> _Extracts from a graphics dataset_
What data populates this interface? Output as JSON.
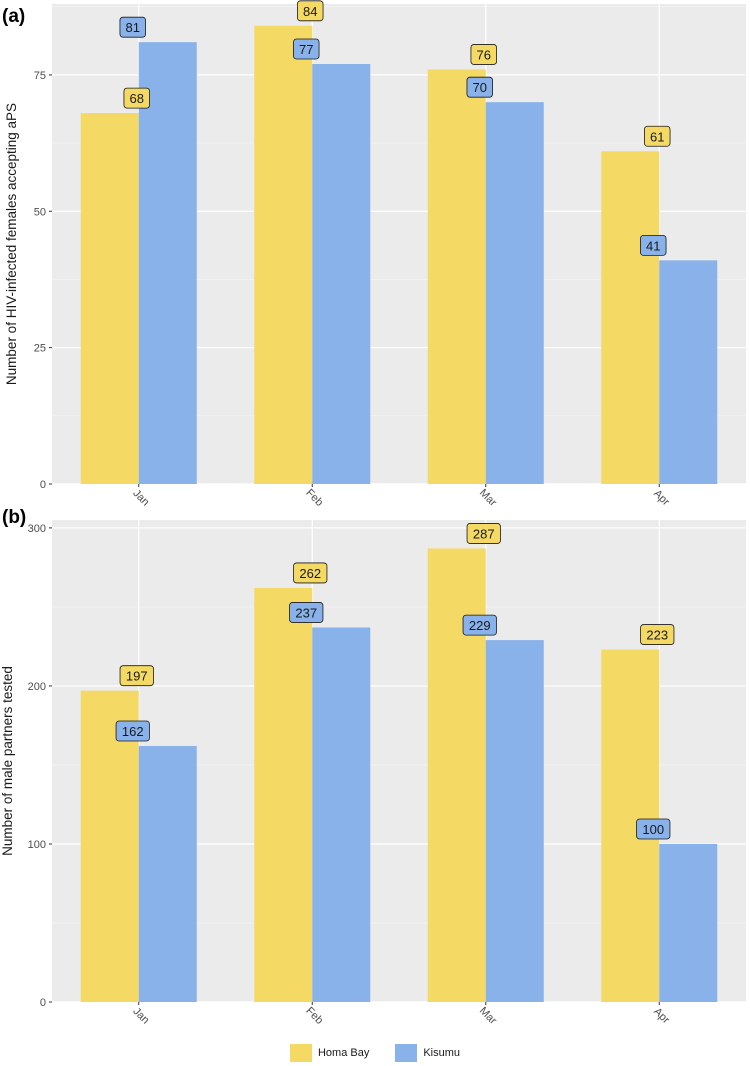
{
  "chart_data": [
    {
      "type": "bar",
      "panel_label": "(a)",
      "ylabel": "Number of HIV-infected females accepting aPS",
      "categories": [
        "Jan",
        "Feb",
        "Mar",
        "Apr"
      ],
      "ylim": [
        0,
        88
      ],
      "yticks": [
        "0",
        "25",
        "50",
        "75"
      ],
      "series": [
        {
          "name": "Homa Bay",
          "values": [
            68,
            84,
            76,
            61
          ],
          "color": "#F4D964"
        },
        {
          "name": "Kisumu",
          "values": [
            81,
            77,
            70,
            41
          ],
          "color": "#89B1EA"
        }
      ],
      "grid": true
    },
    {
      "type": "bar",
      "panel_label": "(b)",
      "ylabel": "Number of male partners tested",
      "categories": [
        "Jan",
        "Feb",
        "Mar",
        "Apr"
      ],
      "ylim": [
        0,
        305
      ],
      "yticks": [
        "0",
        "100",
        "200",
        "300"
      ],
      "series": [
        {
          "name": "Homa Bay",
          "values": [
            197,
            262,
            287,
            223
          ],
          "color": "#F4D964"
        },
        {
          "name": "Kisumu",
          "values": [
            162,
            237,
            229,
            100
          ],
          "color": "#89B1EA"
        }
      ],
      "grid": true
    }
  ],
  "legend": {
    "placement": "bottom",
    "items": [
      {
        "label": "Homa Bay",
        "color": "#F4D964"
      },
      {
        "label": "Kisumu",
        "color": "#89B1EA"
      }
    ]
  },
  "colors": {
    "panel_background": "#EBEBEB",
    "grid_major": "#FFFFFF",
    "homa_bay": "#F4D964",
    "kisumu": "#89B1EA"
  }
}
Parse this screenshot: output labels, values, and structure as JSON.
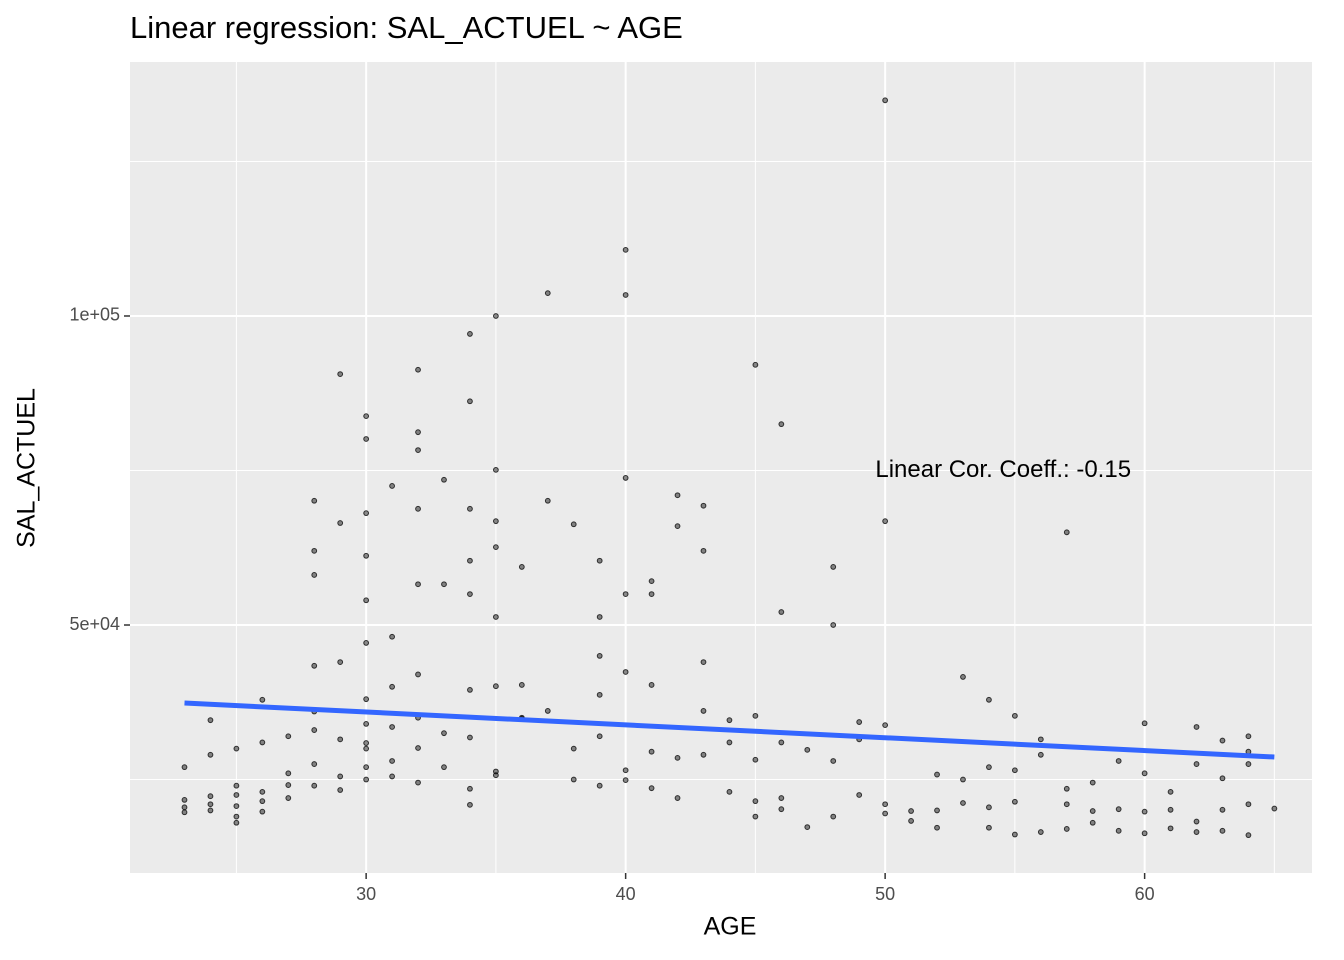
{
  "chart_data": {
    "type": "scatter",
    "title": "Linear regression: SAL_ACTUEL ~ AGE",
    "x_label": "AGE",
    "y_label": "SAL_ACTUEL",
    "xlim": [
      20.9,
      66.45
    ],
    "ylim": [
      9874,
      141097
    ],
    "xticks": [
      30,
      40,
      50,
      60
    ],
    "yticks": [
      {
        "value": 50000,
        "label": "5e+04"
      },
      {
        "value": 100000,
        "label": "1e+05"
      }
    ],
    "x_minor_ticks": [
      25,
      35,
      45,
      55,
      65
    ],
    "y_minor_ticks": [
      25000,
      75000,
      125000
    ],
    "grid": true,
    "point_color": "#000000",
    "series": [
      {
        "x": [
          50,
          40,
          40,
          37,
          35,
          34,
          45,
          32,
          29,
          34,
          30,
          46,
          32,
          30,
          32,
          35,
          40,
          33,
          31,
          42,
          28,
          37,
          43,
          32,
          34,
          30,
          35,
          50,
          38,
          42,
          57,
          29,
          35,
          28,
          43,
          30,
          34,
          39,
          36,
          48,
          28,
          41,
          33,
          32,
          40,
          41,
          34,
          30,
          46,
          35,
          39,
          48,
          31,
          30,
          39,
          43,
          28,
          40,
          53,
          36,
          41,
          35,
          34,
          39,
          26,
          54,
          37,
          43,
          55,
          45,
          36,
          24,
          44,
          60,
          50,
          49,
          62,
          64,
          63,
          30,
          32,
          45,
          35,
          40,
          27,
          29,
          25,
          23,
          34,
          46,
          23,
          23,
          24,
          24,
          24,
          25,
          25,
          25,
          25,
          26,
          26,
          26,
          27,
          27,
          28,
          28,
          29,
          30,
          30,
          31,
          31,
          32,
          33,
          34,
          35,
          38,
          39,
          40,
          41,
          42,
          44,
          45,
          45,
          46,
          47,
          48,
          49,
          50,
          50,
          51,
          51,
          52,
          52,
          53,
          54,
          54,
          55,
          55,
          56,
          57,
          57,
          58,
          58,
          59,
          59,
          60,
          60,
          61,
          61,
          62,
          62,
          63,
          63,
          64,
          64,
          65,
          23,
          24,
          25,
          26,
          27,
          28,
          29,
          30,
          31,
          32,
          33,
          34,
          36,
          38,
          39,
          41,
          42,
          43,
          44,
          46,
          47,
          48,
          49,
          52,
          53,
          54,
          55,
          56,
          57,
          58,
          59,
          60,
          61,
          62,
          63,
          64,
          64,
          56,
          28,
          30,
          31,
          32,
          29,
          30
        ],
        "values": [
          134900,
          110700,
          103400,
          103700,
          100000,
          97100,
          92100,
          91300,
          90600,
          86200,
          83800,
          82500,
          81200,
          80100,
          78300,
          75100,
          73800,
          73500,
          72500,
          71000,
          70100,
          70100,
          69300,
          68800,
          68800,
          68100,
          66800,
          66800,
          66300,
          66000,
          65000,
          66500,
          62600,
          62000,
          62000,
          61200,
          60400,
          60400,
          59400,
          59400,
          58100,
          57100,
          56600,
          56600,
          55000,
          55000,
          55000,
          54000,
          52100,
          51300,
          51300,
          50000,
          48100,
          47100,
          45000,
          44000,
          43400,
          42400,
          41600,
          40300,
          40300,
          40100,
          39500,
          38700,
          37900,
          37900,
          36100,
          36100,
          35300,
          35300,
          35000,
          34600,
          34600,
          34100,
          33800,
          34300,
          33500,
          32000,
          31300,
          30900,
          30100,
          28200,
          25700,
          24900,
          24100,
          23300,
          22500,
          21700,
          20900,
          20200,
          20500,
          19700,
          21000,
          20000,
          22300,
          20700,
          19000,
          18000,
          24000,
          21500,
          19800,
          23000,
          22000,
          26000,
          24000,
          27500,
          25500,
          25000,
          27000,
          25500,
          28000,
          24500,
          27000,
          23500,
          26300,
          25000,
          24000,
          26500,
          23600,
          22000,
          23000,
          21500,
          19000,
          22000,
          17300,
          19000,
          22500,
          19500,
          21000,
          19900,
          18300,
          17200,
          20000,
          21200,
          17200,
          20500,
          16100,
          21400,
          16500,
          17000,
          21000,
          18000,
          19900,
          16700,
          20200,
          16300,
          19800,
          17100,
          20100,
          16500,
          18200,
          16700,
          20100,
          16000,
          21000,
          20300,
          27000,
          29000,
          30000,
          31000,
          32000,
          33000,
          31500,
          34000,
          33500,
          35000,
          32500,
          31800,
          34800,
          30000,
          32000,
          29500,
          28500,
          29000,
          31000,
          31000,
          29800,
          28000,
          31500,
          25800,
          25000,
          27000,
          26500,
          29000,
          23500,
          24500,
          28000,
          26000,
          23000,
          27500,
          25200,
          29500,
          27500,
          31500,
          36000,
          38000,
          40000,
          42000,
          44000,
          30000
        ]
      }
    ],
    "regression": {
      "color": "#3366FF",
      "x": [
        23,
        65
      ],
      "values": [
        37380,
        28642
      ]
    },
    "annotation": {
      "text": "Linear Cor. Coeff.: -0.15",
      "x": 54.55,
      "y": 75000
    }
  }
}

> _Exercise prompt_
Exact duplication of all the records is required; pictures are omitted from the copy.

> _Written response_
What data populates this interface? Output as JSON.
{
  "chart_data": [
    {
      "type": "bar",
      "panel_label": "(a)",
      "ylabel": "Number of HIV-infected females accepting aPS",
      "categories": [
        "Jan",
        "Feb",
        "Mar",
        "Apr"
      ],
      "ylim": [
        0,
        88
      ],
      "yticks": [
        "0",
        "25",
        "50",
        "75"
      ],
      "series": [
        {
          "name": "Homa Bay",
          "values": [
            68,
            84,
            76,
            61
          ],
          "color": "#F4D964"
        },
        {
          "name": "Kisumu",
          "values": [
            81,
            77,
            70,
            41
          ],
          "color": "#89B1EA"
        }
      ],
      "grid": true
    },
    {
      "type": "bar",
      "panel_label": "(b)",
      "ylabel": "Number of male partners tested",
      "categories": [
        "Jan",
        "Feb",
        "Mar",
        "Apr"
      ],
      "ylim": [
        0,
        305
      ],
      "yticks": [
        "0",
        "100",
        "200",
        "300"
      ],
      "series": [
        {
          "name": "Homa Bay",
          "values": [
            197,
            262,
            287,
            223
          ],
          "color": "#F4D964"
        },
        {
          "name": "Kisumu",
          "values": [
            162,
            237,
            229,
            100
          ],
          "color": "#89B1EA"
        }
      ],
      "grid": true
    }
  ],
  "legend": {
    "placement": "bottom",
    "items": [
      {
        "label": "Homa Bay",
        "color": "#F4D964"
      },
      {
        "label": "Kisumu",
        "color": "#89B1EA"
      }
    ]
  },
  "colors": {
    "panel_background": "#EBEBEB",
    "grid_major": "#FFFFFF",
    "homa_bay": "#F4D964",
    "kisumu": "#89B1EA"
  }
}
Parse this screenshot: output labels, values, and structure as JSON.
{
  "chart_data": {
    "type": "scatter",
    "title": "Linear regression: SAL_ACTUEL ~ AGE",
    "x_label": "AGE",
    "y_label": "SAL_ACTUEL",
    "xlim": [
      20.9,
      66.45
    ],
    "ylim": [
      9874,
      141097
    ],
    "xticks": [
      30,
      40,
      50,
      60
    ],
    "yticks": [
      {
        "value": 50000,
        "label": "5e+04"
      },
      {
        "value": 100000,
        "label": "1e+05"
      }
    ],
    "x_minor_ticks": [
      25,
      35,
      45,
      55,
      65
    ],
    "y_minor_ticks": [
      25000,
      75000,
      125000
    ],
    "grid": true,
    "point_color": "#000000",
    "series": [
      {
        "x": [
          50,
          40,
          40,
          37,
          35,
          34,
          45,
          32,
          29,
          34,
          30,
          46,
          32,
          30,
          32,
          35,
          40,
          33,
          31,
          42,
          28,
          37,
          43,
          32,
          34,
          30,
          35,
          50,
          38,
          42,
          57,
          29,
          35,
          28,
          43,
          30,
          34,
          39,
          36,
          48,
          28,
          41,
          33,
          32,
          40,
          41,
          34,
          30,
          46,
          35,
          39,
          48,
          31,
          30,
          39,
          43,
          28,
          40,
          53,
          36,
          41,
          35,
          34,
          39,
          26,
          54,
          37,
          43,
          55,
          45,
          36,
          24,
          44,
          60,
          50,
          49,
          62,
          64,
          63,
          30,
          32,
          45,
          35,
          40,
          27,
          29,
          25,
          23,
          34,
          46,
          23,
          23,
          24,
          24,
          24,
          25,
          25,
          25,
          25,
          26,
          26,
          26,
          27,
          27,
          28,
          28,
          29,
          30,
          30,
          31,
          31,
          32,
          33,
          34,
          35,
          38,
          39,
          40,
          41,
          42,
          44,
          45,
          45,
          46,
          47,
          48,
          49,
          50,
          50,
          51,
          51,
          52,
          52,
          53,
          54,
          54,
          55,
          55,
          56,
          57,
          57,
          58,
          58,
          59,
          59,
          60,
          60,
          61,
          61,
          62,
          62,
          63,
          63,
          64,
          64,
          65,
          23,
          24,
          25,
          26,
          27,
          28,
          29,
          30,
          31,
          32,
          33,
          34,
          36,
          38,
          39,
          41,
          42,
          43,
          44,
          46,
          47,
          48,
          49,
          52,
          53,
          54,
          55,
          56,
          57,
          58,
          59,
          60,
          61,
          62,
          63,
          64,
          64,
          56,
          28,
          30,
          31,
          32,
          29,
          30
        ],
        "values": [
          134900,
          110700,
          103400,
          103700,
          100000,
          97100,
          92100,
          91300,
          90600,
          86200,
          83800,
          82500,
          81200,
          80100,
          78300,
          75100,
          73800,
          73500,
          72500,
          71000,
          70100,
          70100,
          69300,
          68800,
          68800,
          68100,
          66800,
          66800,
          66300,
          66000,
          65000,
          66500,
          62600,
          62000,
          62000,
          61200,
          60400,
          60400,
          59400,
          59400,
          58100,
          57100,
          56600,
          56600,
          55000,
          55000,
          55000,
          54000,
          52100,
          51300,
          51300,
          50000,
          48100,
          47100,
          45000,
          44000,
          43400,
          42400,
          41600,
          40300,
          40300,
          40100,
          39500,
          38700,
          37900,
          37900,
          36100,
          36100,
          35300,
          35300,
          35000,
          34600,
          34600,
          34100,
          33800,
          34300,
          33500,
          32000,
          31300,
          30900,
          30100,
          28200,
          25700,
          24900,
          24100,
          23300,
          22500,
          21700,
          20900,
          20200,
          20500,
          19700,
          21000,
          20000,
          22300,
          20700,
          19000,
          18000,
          24000,
          21500,
          19800,
          23000,
          22000,
          26000,
          24000,
          27500,
          25500,
          25000,
          27000,
          25500,
          28000,
          24500,
          27000,
          23500,
          26300,
          25000,
          24000,
          26500,
          23600,
          22000,
          23000,
          21500,
          19000,
          22000,
          17300,
          19000,
          22500,
          19500,
          21000,
          19900,
          18300,
          17200,
          20000,
          21200,
          17200,
          20500,
          16100,
          21400,
          16500,
          17000,
          21000,
          18000,
          19900,
          16700,
          20200,
          16300,
          19800,
          17100,
          20100,
          16500,
          18200,
          16700,
          20100,
          16000,
          21000,
          20300,
          27000,
          29000,
          30000,
          31000,
          32000,
          33000,
          31500,
          34000,
          33500,
          35000,
          32500,
          31800,
          34800,
          30000,
          32000,
          29500,
          28500,
          29000,
          31000,
          31000,
          29800,
          28000,
          31500,
          25800,
          25000,
          27000,
          26500,
          29000,
          23500,
          24500,
          28000,
          26000,
          23000,
          27500,
          25200,
          29500,
          27500,
          31500,
          36000,
          38000,
          40000,
          42000,
          44000,
          30000
        ]
      }
    ],
    "regression": {
      "color": "#3366FF",
      "x": [
        23,
        65
      ],
      "values": [
        37380,
        28642
      ]
    },
    "annotation": {
      "text": "Linear Cor. Coeff.: -0.15",
      "x": 54.55,
      "y": 75000
    }
  }
}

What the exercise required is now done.